Task prompt: Identify every line containing the word "horizontale" and reproduce each one.

Source records:

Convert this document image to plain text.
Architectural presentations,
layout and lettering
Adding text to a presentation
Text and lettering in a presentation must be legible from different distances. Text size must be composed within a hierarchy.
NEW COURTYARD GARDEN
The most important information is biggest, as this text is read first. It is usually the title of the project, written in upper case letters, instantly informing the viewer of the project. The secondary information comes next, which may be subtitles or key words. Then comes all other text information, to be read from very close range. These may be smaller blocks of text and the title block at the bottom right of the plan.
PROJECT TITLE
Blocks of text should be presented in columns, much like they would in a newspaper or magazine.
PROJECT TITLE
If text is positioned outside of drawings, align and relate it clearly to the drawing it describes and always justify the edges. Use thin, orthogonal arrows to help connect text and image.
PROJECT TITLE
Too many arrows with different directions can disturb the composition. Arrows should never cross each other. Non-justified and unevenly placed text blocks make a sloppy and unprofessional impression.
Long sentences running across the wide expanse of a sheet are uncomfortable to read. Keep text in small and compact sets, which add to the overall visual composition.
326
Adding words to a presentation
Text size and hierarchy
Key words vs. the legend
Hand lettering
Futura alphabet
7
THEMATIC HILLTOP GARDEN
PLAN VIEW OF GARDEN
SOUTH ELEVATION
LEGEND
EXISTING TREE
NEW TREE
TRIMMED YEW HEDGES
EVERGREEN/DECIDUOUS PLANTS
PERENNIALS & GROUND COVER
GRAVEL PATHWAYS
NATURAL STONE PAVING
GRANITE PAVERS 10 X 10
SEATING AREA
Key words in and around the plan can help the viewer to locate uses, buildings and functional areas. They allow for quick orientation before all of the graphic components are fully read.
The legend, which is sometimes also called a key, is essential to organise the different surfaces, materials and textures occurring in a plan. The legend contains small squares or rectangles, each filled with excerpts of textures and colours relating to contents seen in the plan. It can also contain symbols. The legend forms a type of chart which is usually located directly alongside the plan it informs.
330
==
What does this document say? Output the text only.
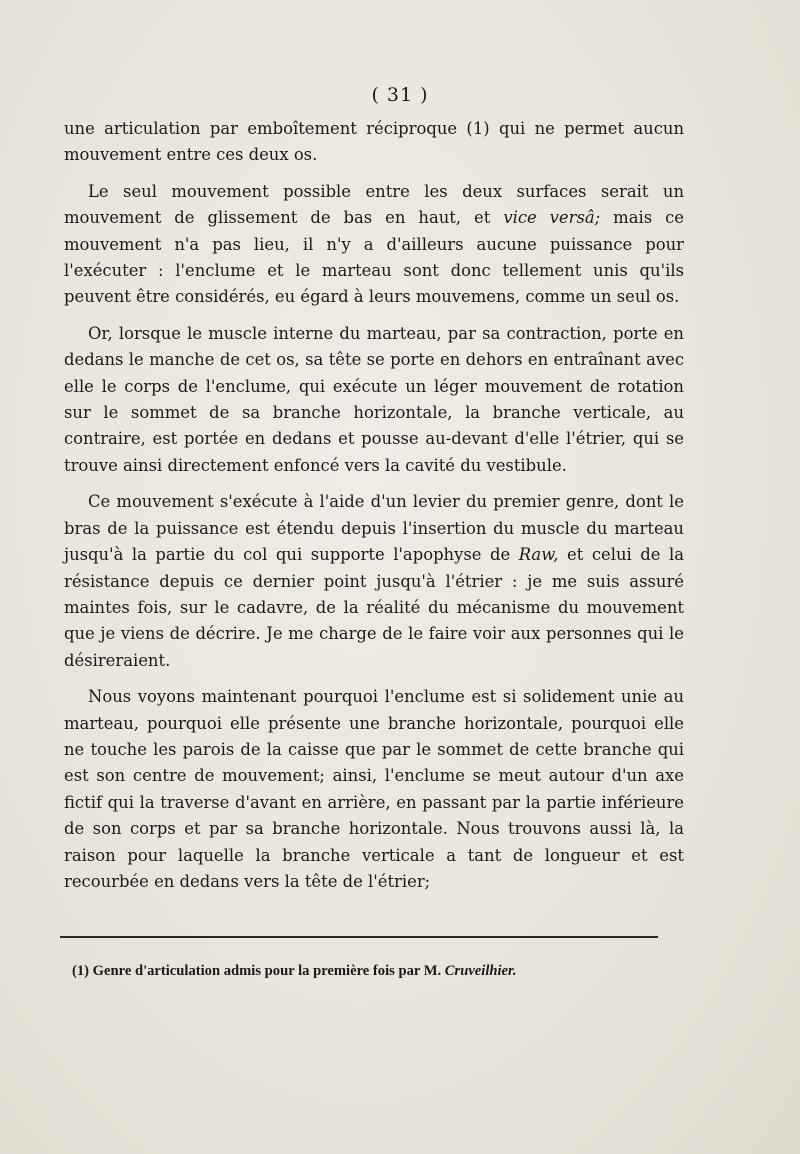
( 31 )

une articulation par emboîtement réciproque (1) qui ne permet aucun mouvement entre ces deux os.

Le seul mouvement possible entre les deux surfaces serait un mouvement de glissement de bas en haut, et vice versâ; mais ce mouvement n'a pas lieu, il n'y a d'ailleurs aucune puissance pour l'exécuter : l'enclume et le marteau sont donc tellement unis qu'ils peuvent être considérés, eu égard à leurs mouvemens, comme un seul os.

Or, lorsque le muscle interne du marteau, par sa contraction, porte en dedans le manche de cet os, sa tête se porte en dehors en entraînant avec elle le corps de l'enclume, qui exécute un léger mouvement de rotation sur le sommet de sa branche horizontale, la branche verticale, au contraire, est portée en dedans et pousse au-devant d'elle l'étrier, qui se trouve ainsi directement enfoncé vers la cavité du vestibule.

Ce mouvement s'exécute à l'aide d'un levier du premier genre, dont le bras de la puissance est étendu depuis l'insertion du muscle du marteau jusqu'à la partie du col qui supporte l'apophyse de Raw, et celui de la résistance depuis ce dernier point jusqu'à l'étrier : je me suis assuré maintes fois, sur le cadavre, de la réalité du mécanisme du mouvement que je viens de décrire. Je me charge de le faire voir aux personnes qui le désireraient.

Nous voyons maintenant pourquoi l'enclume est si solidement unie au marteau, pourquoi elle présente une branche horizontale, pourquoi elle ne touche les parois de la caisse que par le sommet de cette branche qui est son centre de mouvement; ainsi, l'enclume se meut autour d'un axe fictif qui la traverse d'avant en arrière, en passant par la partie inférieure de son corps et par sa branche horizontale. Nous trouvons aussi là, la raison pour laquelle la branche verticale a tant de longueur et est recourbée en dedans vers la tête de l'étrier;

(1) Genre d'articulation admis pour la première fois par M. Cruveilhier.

Output:
Or, lorsque le muscle interne du marteau, par sa contraction, porte en dedans le manche de cet os, sa tête se porte en dehors en entraînant avec elle le corps de l'enclume, qui exécute un léger mouvement de rotation sur le sommet de sa branche horizontale, la branche verticale, au contraire, est portée en dedans et pousse au-devant d'elle l'étrier, qui se trouve ainsi directement enfoncé vers la cavité du vestibule.
Nous voyons maintenant pourquoi l'enclume est si solidement unie au marteau, pourquoi elle présente une branche horizontale, pourquoi elle ne touche les parois de la caisse que par le sommet de cette branche qui est son centre de mouvement; ainsi, l'enclume se meut autour d'un axe fictif qui la traverse d'avant en arrière, en passant par la partie inférieure de son corps et par sa branche horizontale. Nous trouvons aussi là, la raison pour laquelle la branche verticale a tant de longueur et est recourbée en dedans vers la tête de l'étrier;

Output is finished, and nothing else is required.